### [AIM OF THE EXERCISE]
From the listing below, extract each entry exactly as written, minus the images.

### [Data entries]
= = =

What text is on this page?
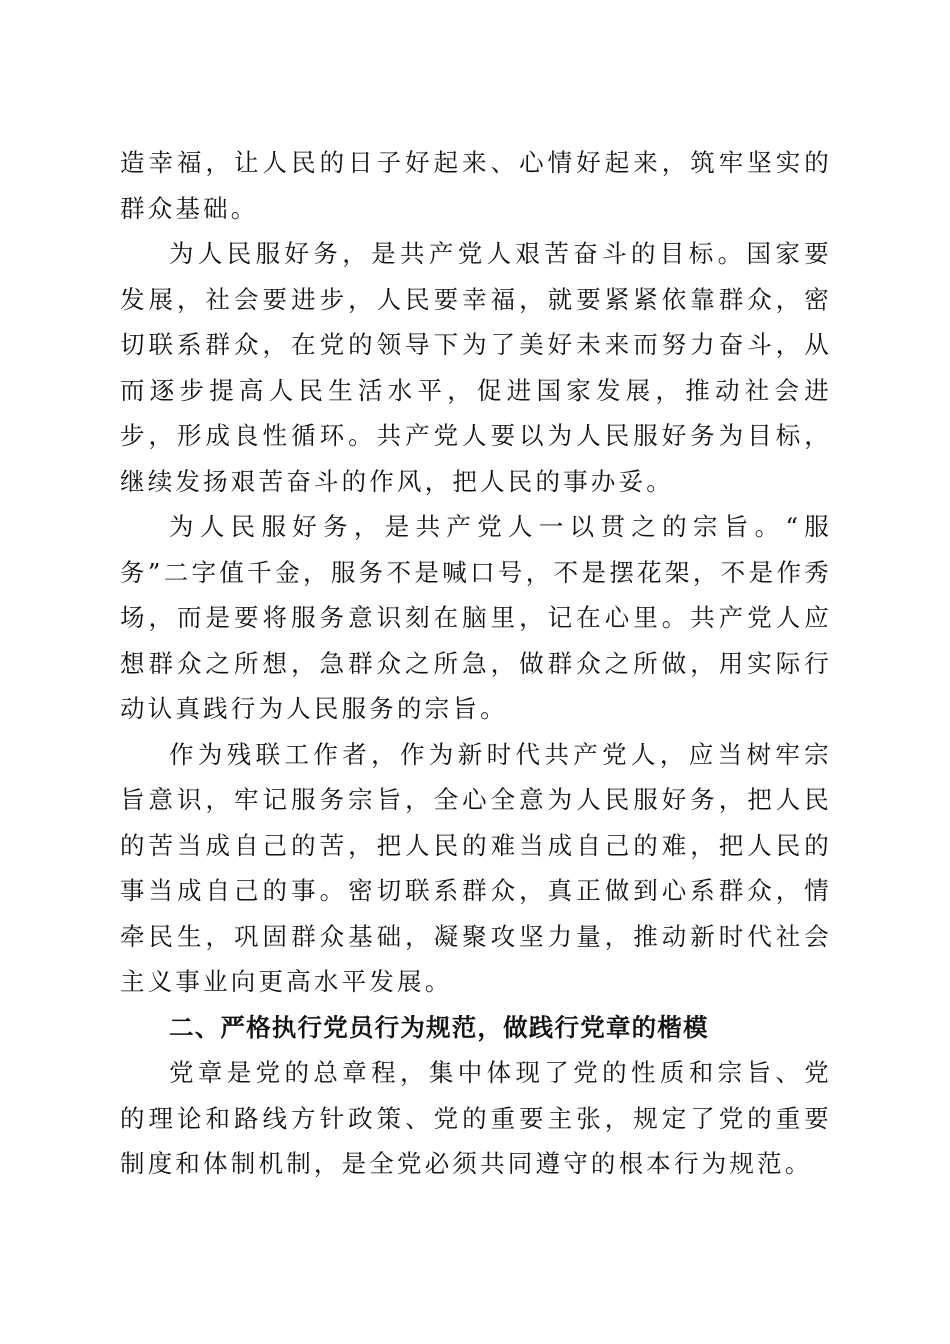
造幸福，让人民的日子好起来、心情好起来，筑牢坚实的群众基础。

为人民服好务，是共产党人艰苦奋斗的目标。国家要发展，社会要进步，人民要幸福，就要紧紧依靠群众，密切联系群众，在党的领导下为了美好未来而努力奋斗，从而逐步提高人民生活水平，促进国家发展，推动社会进步，形成良性循环。共产党人要以为人民服好务为目标，继续发扬艰苦奋斗的作风，把人民的事办妥。

为人民服好务，是共产党人一以贯之的宗旨。“服务”二字值千金，服务不是喊口号，不是摆花架，不是作秀场，而是要将服务意识刻在脑里，记在心里。共产党人应想群众之所想，急群众之所急，做群众之所做，用实际行动认真践行为人民服务的宗旨。

作为残联工作者，作为新时代共产党人，应当树牢宗旨意识，牢记服务宗旨，全心全意为人民服好务，把人民的苦当成自己的苦，把人民的难当成自己的难，把人民的事当成自己的事。密切联系群众，真正做到心系群众，情牵民生，巩固群众基础，凝聚攻坚力量，推动新时代社会主义事业向更高水平发展。

二、严格执行党员行为规范，做践行党章的楷模

党章是党的总章程，集中体现了党的性质和宗旨、党的理论和路线方针政策、党的重要主张，规定了党的重要制度和体制机制，是全党必须共同遵守的根本行为规范。
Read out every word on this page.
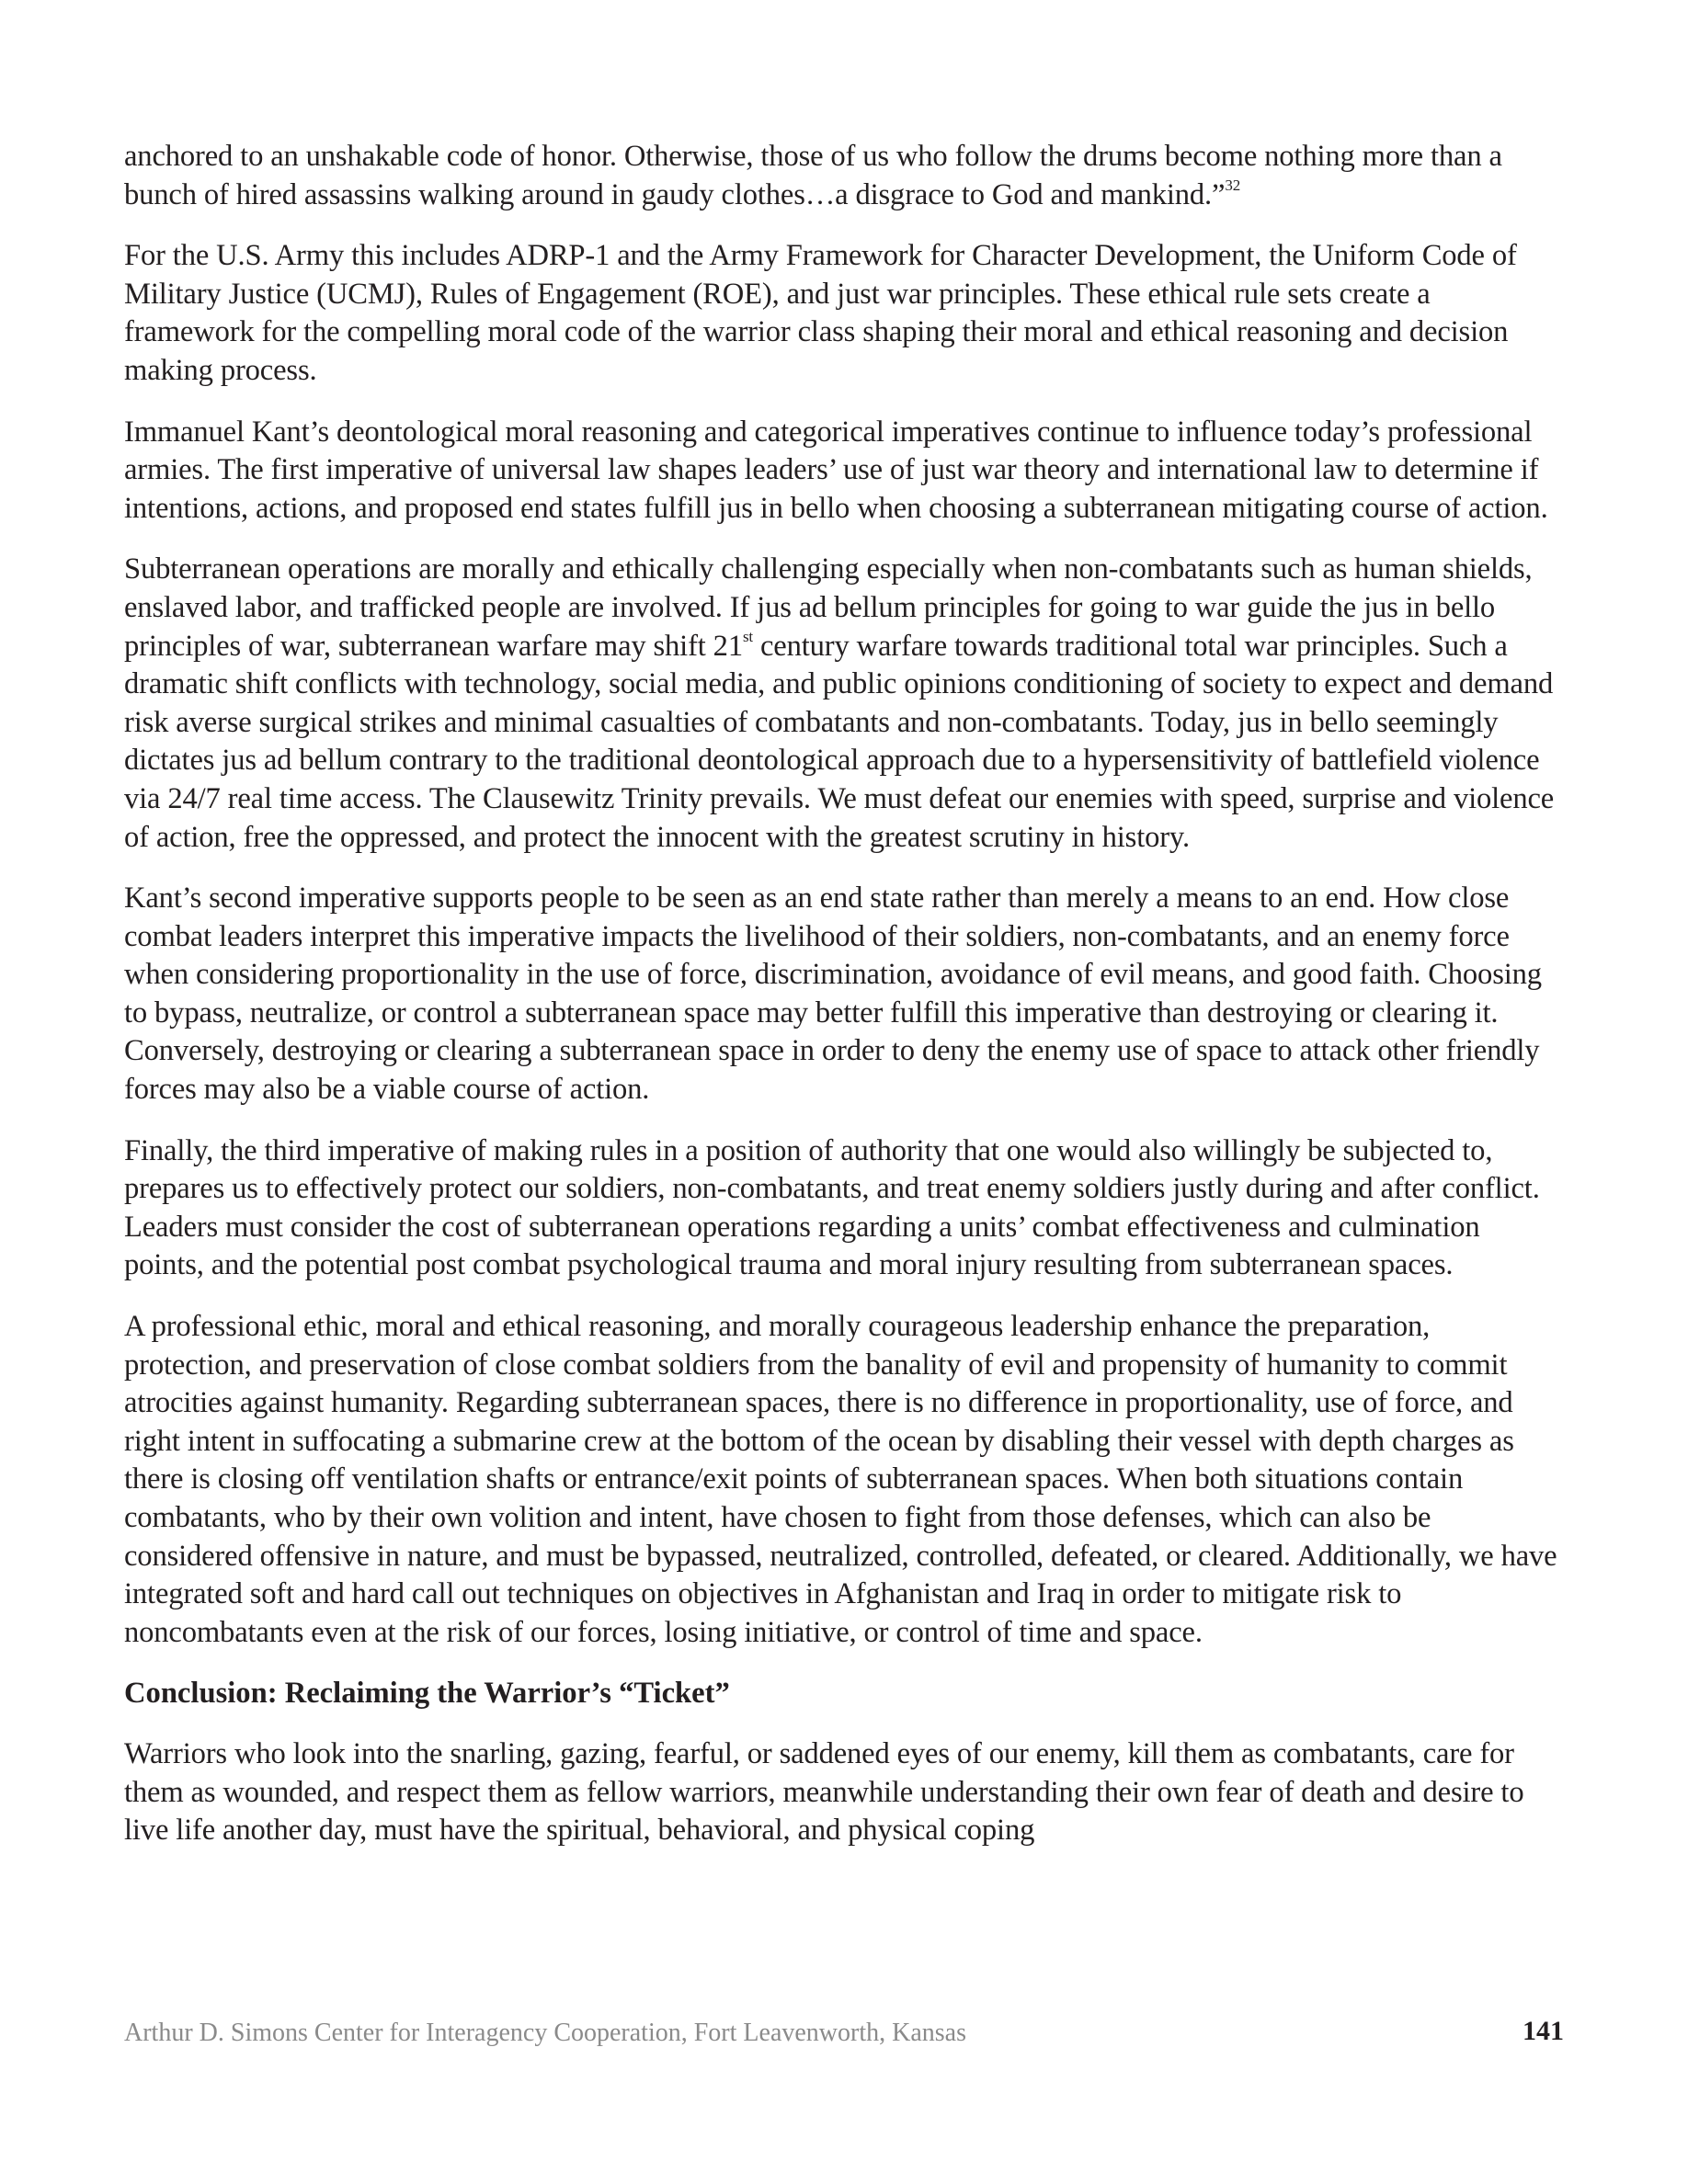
anchored to an unshakable code of honor. Otherwise, those of us who follow the drums become nothing more than a bunch of hired assassins walking around in gaudy clothes…a disgrace to God and mankind.”$^{32}$

For the U.S. Army this includes ADRP-1 and the Army Framework for Character Development, the Uniform Code of Military Justice (UCMJ), Rules of Engagement (ROE), and just war principles. These ethical rule sets create a framework for the compelling moral code of the warrior class shaping their moral and ethical reasoning and decision making process.

Immanuel Kant’s deontological moral reasoning and categorical imperatives continue to influence today’s professional armies. The first imperative of universal law shapes leaders’ use of just war theory and international law to determine if intentions, actions, and proposed end states fulfill jus in bello when choosing a subterranean mitigating course of action.

Subterranean operations are morally and ethically challenging especially when non-combatants such as human shields, enslaved labor, and trafficked people are involved. If jus ad bellum principles for going to war guide the jus in bello principles of war, subterranean warfare may shift 21st century warfare towards traditional total war principles. Such a dramatic shift conflicts with technology, social media, and public opinions conditioning of society to expect and demand risk averse surgical strikes and minimal casualties of combatants and non-combatants. Today, jus in bello seemingly dictates jus ad bellum contrary to the traditional deontological approach due to a hypersensitivity of battlefield violence via 24/7 real time access. The Clausewitz Trinity prevails. We must defeat our enemies with speed, surprise and violence of action, free the oppressed, and protect the innocent with the greatest scrutiny in history.

Kant’s second imperative supports people to be seen as an end state rather than merely a means to an end. How close combat leaders interpret this imperative impacts the livelihood of their soldiers, non-combatants, and an enemy force when considering proportionality in the use of force, discrimination, avoidance of evil means, and good faith. Choosing to bypass, neutralize, or control a subterranean space may better fulfill this imperative than destroying or clearing it. Conversely, destroying or clearing a subterranean space in order to deny the enemy use of space to attack other friendly forces may also be a viable course of action.

Finally, the third imperative of making rules in a position of authority that one would also willingly be subjected to, prepares us to effectively protect our soldiers, non-combatants, and treat enemy soldiers justly during and after conflict. Leaders must consider the cost of subterranean operations regarding a units’ combat effectiveness and culmination points, and the potential post combat psychological trauma and moral injury resulting from subterranean spaces.

A professional ethic, moral and ethical reasoning, and morally courageous leadership enhance the preparation, protection, and preservation of close combat soldiers from the banality of evil and propensity of humanity to commit atrocities against humanity. Regarding subterranean spaces, there is no difference in proportionality, use of force, and right intent in suffocating a submarine crew at the bottom of the ocean by disabling their vessel with depth charges as there is closing off ventilation shafts or entrance/exit points of subterranean spaces. When both situations contain combatants, who by their own volition and intent, have chosen to fight from those defenses, which can also be considered offensive in nature, and must be bypassed, neutralized, controlled, defeated, or cleared. Additionally, we have integrated soft and hard call out techniques on objectives in Afghanistan and Iraq in order to mitigate risk to noncombatants even at the risk of our forces, losing initiative, or control of time and space.

Conclusion: Reclaiming the Warrior’s “Ticket”

Warriors who look into the snarling, gazing, fearful, or saddened eyes of our enemy, kill them as combatants, care for them as wounded, and respect them as fellow warriors, meanwhile understanding their own fear of death and desire to live life another day, must have the spiritual, behavioral, and physical coping

Arthur D. Simons Center for Interagency Cooperation, Fort Leavenworth, Kansas	141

= = =

### [THE REPLY]
What text is on this page?
造幸福，让人民的日子好起来、心情好起来，筑牢坚实的群众基础。

为人民服好务，是共产党人艰苦奋斗的目标。国家要发展，社会要进步，人民要幸福，就要紧紧依靠群众，密切联系群众，在党的领导下为了美好未来而努力奋斗，从而逐步提高人民生活水平，促进国家发展，推动社会进步，形成良性循环。共产党人要以为人民服好务为目标，继续发扬艰苦奋斗的作风，把人民的事办妥。

为人民服好务，是共产党人一以贯之的宗旨。“服务”二字值千金，服务不是喊口号，不是摆花架，不是作秀场，而是要将服务意识刻在脑里，记在心里。共产党人应想群众之所想，急群众之所急，做群众之所做，用实际行动认真践行为人民服务的宗旨。

作为残联工作者，作为新时代共产党人，应当树牢宗旨意识，牢记服务宗旨，全心全意为人民服好务，把人民的苦当成自己的苦，把人民的难当成自己的难，把人民的事当成自己的事。密切联系群众，真正做到心系群众，情牵民生，巩固群众基础，凝聚攻坚力量，推动新时代社会主义事业向更高水平发展。

二、严格执行党员行为规范，做践行党章的楷模

党章是党的总章程，集中体现了党的性质和宗旨、党的理论和路线方针政策、党的重要主张，规定了党的重要制度和体制机制，是全党必须共同遵守的根本行为规范。
Read out every word on this page.
anchored to an unshakable code of honor. Otherwise, those of us who follow the drums become nothing more than a bunch of hired assassins walking around in gaudy clothes…a disgrace to God and mankind.”$^{32}$

For the U.S. Army this includes ADRP-1 and the Army Framework for Character Development, the Uniform Code of Military Justice (UCMJ), Rules of Engagement (ROE), and just war principles. These ethical rule sets create a framework for the compelling moral code of the warrior class shaping their moral and ethical reasoning and decision making process.

Immanuel Kant’s deontological moral reasoning and categorical imperatives continue to influence today’s professional armies. The first imperative of universal law shapes leaders’ use of just war theory and international law to determine if intentions, actions, and proposed end states fulfill jus in bello when choosing a subterranean mitigating course of action.

Subterranean operations are morally and ethically challenging especially when non-combatants such as human shields, enslaved labor, and trafficked people are involved. If jus ad bellum principles for going to war guide the jus in bello principles of war, subterranean warfare may shift 21st century warfare towards traditional total war principles. Such a dramatic shift conflicts with technology, social media, and public opinions conditioning of society to expect and demand risk averse surgical strikes and minimal casualties of combatants and non-combatants. Today, jus in bello seemingly dictates jus ad bellum contrary to the traditional deontological approach due to a hypersensitivity of battlefield violence via 24/7 real time access. The Clausewitz Trinity prevails. We must defeat our enemies with speed, surprise and violence of action, free the oppressed, and protect the innocent with the greatest scrutiny in history.

Kant’s second imperative supports people to be seen as an end state rather than merely a means to an end. How close combat leaders interpret this imperative impacts the livelihood of their soldiers, non-combatants, and an enemy force when considering proportionality in the use of force, discrimination, avoidance of evil means, and good faith. Choosing to bypass, neutralize, or control a subterranean space may better fulfill this imperative than destroying or clearing it. Conversely, destroying or clearing a subterranean space in order to deny the enemy use of space to attack other friendly forces may also be a viable course of action.

Finally, the third imperative of making rules in a position of authority that one would also willingly be subjected to, prepares us to effectively protect our soldiers, non-combatants, and treat enemy soldiers justly during and after conflict. Leaders must consider the cost of subterranean operations regarding a units’ combat effectiveness and culmination points, and the potential post combat psychological trauma and moral injury resulting from subterranean spaces.

A professional ethic, moral and ethical reasoning, and morally courageous leadership enhance the preparation, protection, and preservation of close combat soldiers from the banality of evil and propensity of humanity to commit atrocities against humanity. Regarding subterranean spaces, there is no difference in proportionality, use of force, and right intent in suffocating a submarine crew at the bottom of the ocean by disabling their vessel with depth charges as there is closing off ventilation shafts or entrance/exit points of subterranean spaces. When both situations contain combatants, who by their own volition and intent, have chosen to fight from those defenses, which can also be considered offensive in nature, and must be bypassed, neutralized, controlled, defeated, or cleared. Additionally, we have integrated soft and hard call out techniques on objectives in Afghanistan and Iraq in order to mitigate risk to noncombatants even at the risk of our forces, losing initiative, or control of time and space.

Conclusion: Reclaiming the Warrior’s “Ticket”

Warriors who look into the snarling, gazing, fearful, or saddened eyes of our enemy, kill them as combatants, care for them as wounded, and respect them as fellow warriors, meanwhile understanding their own fear of death and desire to live life another day, must have the spiritual, behavioral, and physical coping

Arthur D. Simons Center for Interagency Cooperation, Fort Leavenworth, Kansas	141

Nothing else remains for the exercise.